Work to be completed » Your task is to locate every line holding the string "image" and to copy each of them.

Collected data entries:
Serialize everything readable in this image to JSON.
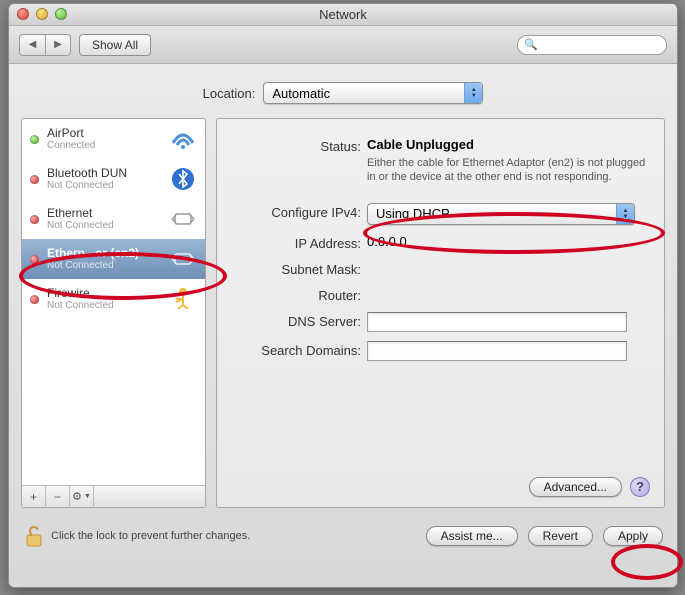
{
  "window": {
    "title": "Network"
  },
  "toolbar": {
    "show_all": "Show All",
    "search_placeholder": ""
  },
  "location": {
    "label": "Location:",
    "value": "Automatic"
  },
  "services": [
    {
      "name": "AirPort",
      "status": "Connected",
      "dot": "green",
      "icon": "airport"
    },
    {
      "name": "Bluetooth DUN",
      "status": "Not Connected",
      "dot": "red",
      "icon": "bluetooth"
    },
    {
      "name": "Ethernet",
      "status": "Not Connected",
      "dot": "red",
      "icon": "ethernet"
    },
    {
      "name": "Ethern...or (en2)",
      "status": "Not Connected",
      "dot": "red",
      "icon": "ethernet",
      "selected": true
    },
    {
      "name": "Firewire",
      "status": "Not Connected",
      "dot": "red",
      "icon": "firewire"
    }
  ],
  "sidebar_footer": {
    "add": "+",
    "remove": "−",
    "gear": "⚙"
  },
  "detail": {
    "status_label": "Status:",
    "status_value": "Cable Unplugged",
    "status_desc": "Either the cable for Ethernet Adaptor (en2) is not plugged in or the device at the other end is not responding.",
    "config_label": "Configure IPv4:",
    "config_value": "Using DHCP",
    "ip_label": "IP Address:",
    "ip_value": "0.0.0.0",
    "subnet_label": "Subnet Mask:",
    "subnet_value": "",
    "router_label": "Router:",
    "router_value": "",
    "dns_label": "DNS Server:",
    "dns_value": "",
    "search_label": "Search Domains:",
    "search_value": "",
    "advanced": "Advanced..."
  },
  "footer": {
    "lock_text": "Click the lock to prevent further changes.",
    "assist": "Assist me...",
    "revert": "Revert",
    "apply": "Apply"
  }
}
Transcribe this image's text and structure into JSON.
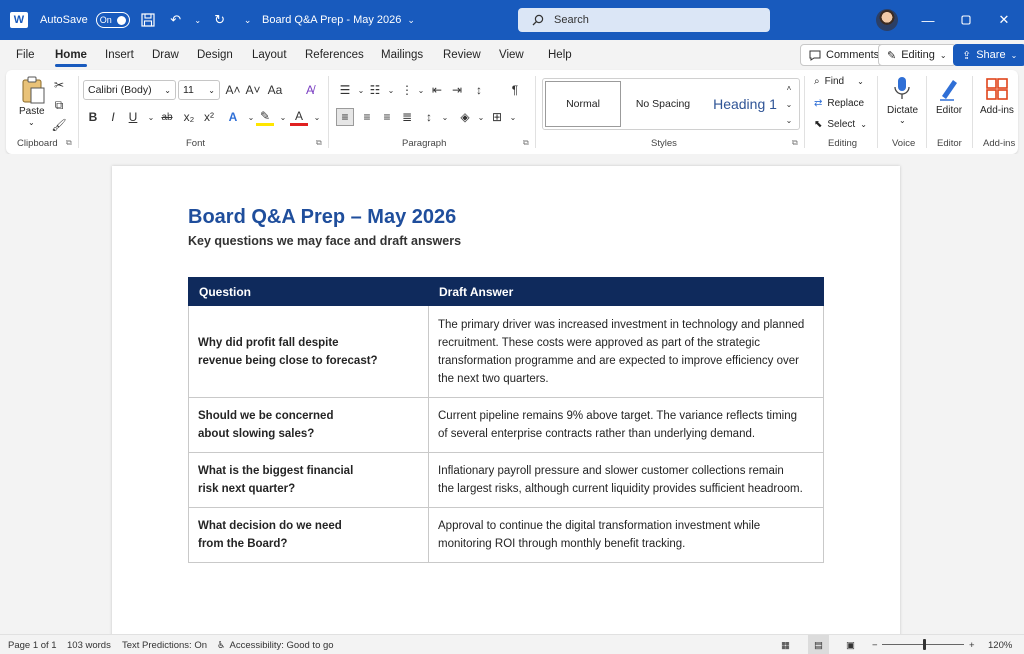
{
  "titlebar": {
    "app_logo": "W",
    "autosave_label": "AutoSave",
    "autosave_state": "On",
    "doc_title": "Board Q&A Prep - May 2026",
    "search_placeholder": "Search",
    "accent_color": "#185abd"
  },
  "menu": {
    "tabs": [
      "File",
      "Home",
      "Insert",
      "Draw",
      "Design",
      "Layout",
      "References",
      "Mailings",
      "Review",
      "View",
      "Help"
    ],
    "active_tab": "Home",
    "comments_label": "Comments",
    "editing_label": "Editing",
    "share_label": "Share"
  },
  "ribbon": {
    "clipboard": {
      "paste_label": "Paste",
      "group_label": "Clipboard"
    },
    "font": {
      "font_name": "Calibri (Body)",
      "font_size": "11",
      "group_label": "Font"
    },
    "paragraph": {
      "group_label": "Paragraph"
    },
    "styles": {
      "normal": "Normal",
      "no_spacing": "No Spacing",
      "heading1": "Heading 1",
      "group_label": "Styles"
    },
    "editing": {
      "find": "Find",
      "replace": "Replace",
      "select": "Select",
      "group_label": "Editing"
    },
    "voice": {
      "dictate": "Dictate",
      "group_label": "Voice"
    },
    "editor": {
      "editor": "Editor",
      "group_label": "Editor"
    },
    "addins": {
      "addins": "Add-ins",
      "group_label": "Add-ins"
    }
  },
  "document": {
    "title": "Board Q&A Prep – May 2026",
    "subtitle": "Key questions we may face and draft answers",
    "table": {
      "headers": [
        "Question",
        "Draft Answer"
      ],
      "header_color": "#0f2a5c",
      "rows": [
        {
          "question_lines": [
            "Why did profit fall despite",
            "revenue being close to forecast?"
          ],
          "answer_lines": [
            "The primary driver was increased investment in technology and planned",
            "recruitment. These costs were approved as part of the strategic",
            "transformation programme and are expected to improve efficiency over",
            "the next two quarters."
          ]
        },
        {
          "question_lines": [
            "Should we be concerned",
            "about slowing sales?"
          ],
          "answer_lines": [
            "Current pipeline remains 9% above target. The variance reflects timing",
            "of several enterprise contracts rather than underlying demand."
          ]
        },
        {
          "question_lines": [
            "What is the biggest financial",
            "risk next quarter?"
          ],
          "answer_lines": [
            "Inflationary payroll pressure and slower customer collections remain",
            "the largest risks, although current liquidity provides sufficient headroom."
          ]
        },
        {
          "question_lines": [
            "What decision do we need",
            "from the Board?"
          ],
          "answer_lines": [
            "Approval to continue the digital transformation investment while",
            "monitoring ROI through monthly benefit tracking."
          ]
        }
      ]
    }
  },
  "status": {
    "page": "Page 1 of 1",
    "words": "103 words",
    "text_predictions": "Text Predictions:  On",
    "accessibility": "Accessibility: Good to go",
    "zoom": "120%"
  }
}
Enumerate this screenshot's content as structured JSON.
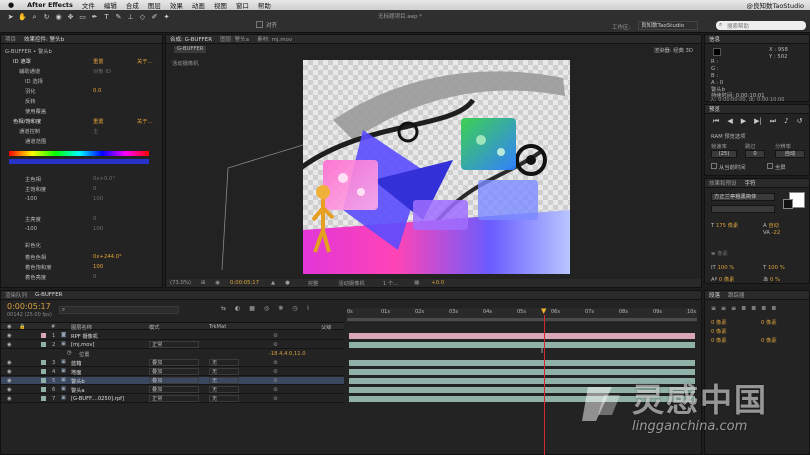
{
  "menubar": {
    "app_name": "After Effects",
    "items": [
      "文件",
      "编辑",
      "合成",
      "图层",
      "效果",
      "动画",
      "视图",
      "窗口",
      "帮助"
    ],
    "user": "@良知数TaoStudio"
  },
  "window_title": "无标题项目.aep *",
  "toolbar": {
    "workspace_label": "工作区:",
    "workspace_value": "良知数TaoStudio",
    "search_placeholder": "搜索帮助",
    "snap_label": "对齐"
  },
  "effect_controls": {
    "tab_label": "效果控件: 警头b",
    "header": "G-BUFFER • 警头b",
    "rows": [
      {
        "text": "ID 遮罩",
        "right": "重置",
        "right2": "关于..."
      },
      {
        "text": "辅助通道",
        "value": "对象 ID"
      },
      {
        "text": "ID 选择"
      },
      {
        "text": "羽化",
        "value": "0.0"
      },
      {
        "text": "反转"
      },
      {
        "text": "使用覆盖"
      },
      {
        "text": "色相/饱和度",
        "right": "重置",
        "right2": "关于..."
      },
      {
        "text": "通道控制",
        "value": "主"
      },
      {
        "text": "通道范围"
      },
      {
        "text": "主色相",
        "value": "0x+0.0°"
      },
      {
        "text": "主饱和度",
        "value": "0"
      },
      {
        "text": "-100",
        "value": "100"
      },
      {
        "text": "主亮度",
        "value": "0"
      },
      {
        "text": "-100",
        "value": "100"
      },
      {
        "text": "彩色化"
      },
      {
        "text": "着色色相",
        "value": "0x+244.0°"
      },
      {
        "text": "着色饱和度",
        "value": "100"
      },
      {
        "text": "着色亮度",
        "value": "0"
      }
    ]
  },
  "viewer": {
    "tabs": [
      "合成: G-BUFFER",
      "图层: 警头a",
      "素材: mj.mov"
    ],
    "active_comp_tab": "G-BUFFER",
    "renderer_label": "渲染器:",
    "renderer_value": "经典 3D",
    "camera_label": "活动摄像机",
    "zoom": "(73.0%)",
    "timecode": "0:00:05:17",
    "resolution": "完整",
    "view": "活动摄像机",
    "views_count": "1 个...",
    "exposure": "+0.0"
  },
  "info": {
    "tab_label": "信息",
    "x": "X : 958",
    "y": "Y : 502",
    "r": "R :",
    "g": "G :",
    "b": "B :",
    "a": "A : 0",
    "layer": "警头b",
    "duration": "持续时间: 0:00:10:01",
    "in": "入: 0:00:00:00, 出: 0:00:10:00"
  },
  "preview": {
    "tab_label": "预览",
    "ram_label": "RAM 预览选项",
    "fps_label": "帧速率",
    "skip_label": "跳过",
    "res_label": "分辨率",
    "fps_value": "(25)",
    "skip_value": "0",
    "res_value": "自动",
    "from_current": "从当前时间",
    "full_screen": "全屏"
  },
  "character": {
    "tabs": [
      "效果和预设",
      "字符"
    ],
    "font": "方正兰亭粗黑简体",
    "size": "175 像素",
    "leading": "自动",
    "tracking": "-22",
    "px_label": "像素",
    "scale_v": "100 %",
    "scale_h": "100 %",
    "baseline": "0 像素",
    "tsume": "0 %"
  },
  "paragraph": {
    "tabs": [
      "段落",
      "跟踪器"
    ],
    "indent1": "0 像素",
    "indent2": "0 像素",
    "indent3": "0 像素",
    "space1": "0 像素",
    "space2": "0 像素"
  },
  "timeline": {
    "tabs": [
      "渲染队列",
      "G-BUFFER"
    ],
    "timecode": "0:00:05:17",
    "frame_info": "00142 (25.00 fps)",
    "search_placeholder": "",
    "headers": {
      "num": "#",
      "name": "图层名称",
      "mode": "模式",
      "trkmat": "TrkMat",
      "parent": "父级"
    },
    "ruler": [
      "0s",
      "01s",
      "02s",
      "03s",
      "04s",
      "05s",
      "06s",
      "07s",
      "08s",
      "09s",
      "10s"
    ],
    "position_prop": "位置",
    "position_value": "-18.4,4.0,11.0",
    "layers": [
      {
        "num": "1",
        "name": "RPF 摄像机",
        "mode": "",
        "trk": "",
        "color": "#d8a6b6"
      },
      {
        "num": "2",
        "name": "[mj.mov]",
        "mode": "正常",
        "trk": "",
        "color": "#8fb1a8"
      },
      {
        "num": "3",
        "name": "蓝箱",
        "mode": "叠加",
        "trk": "无",
        "color": "#8fb1a8"
      },
      {
        "num": "4",
        "name": "地面",
        "mode": "叠加",
        "trk": "无",
        "color": "#8fb1a8"
      },
      {
        "num": "5",
        "name": "警头b",
        "mode": "叠加",
        "trk": "无",
        "color": "#8fb1a8"
      },
      {
        "num": "6",
        "name": "警头a",
        "mode": "叠加",
        "trk": "无",
        "color": "#8fb1a8"
      },
      {
        "num": "7",
        "name": "[G-BUFF....0250].rpf]",
        "mode": "正常",
        "trk": "无",
        "color": "#8fb1a8"
      }
    ]
  },
  "watermark": {
    "cn": "灵感中国",
    "en": "lingganchina.com"
  }
}
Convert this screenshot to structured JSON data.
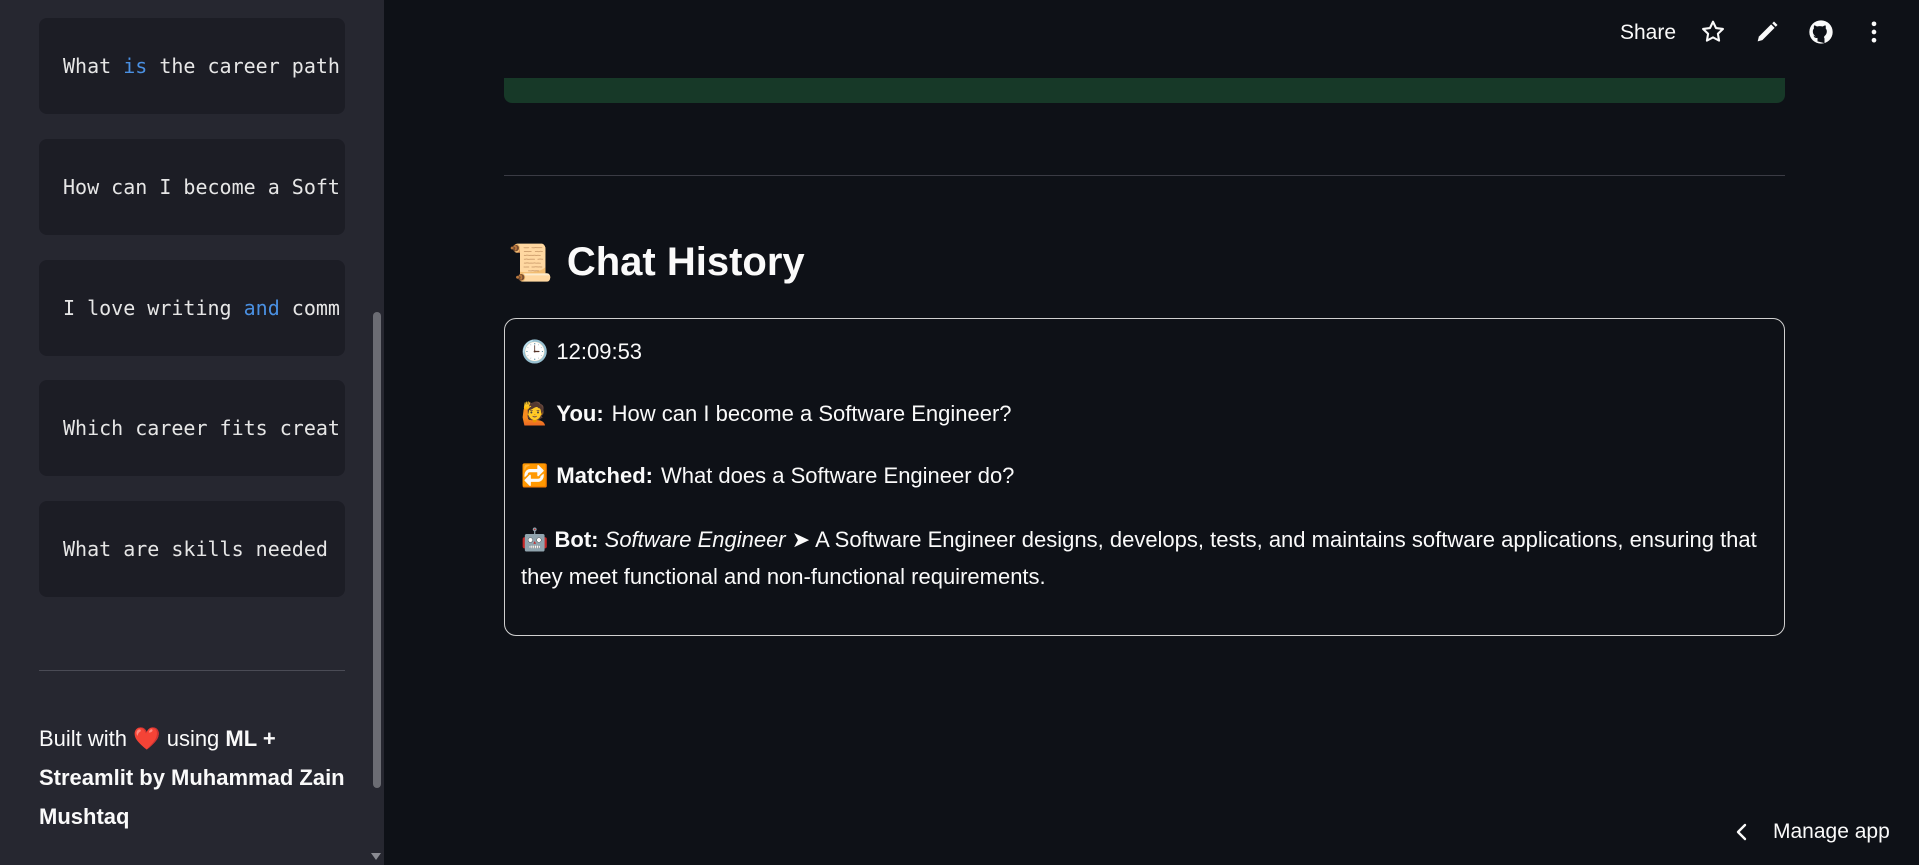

The answer »
Serialize everything readable in this image to JSON.
Transcribe this image's text and structure into JSON.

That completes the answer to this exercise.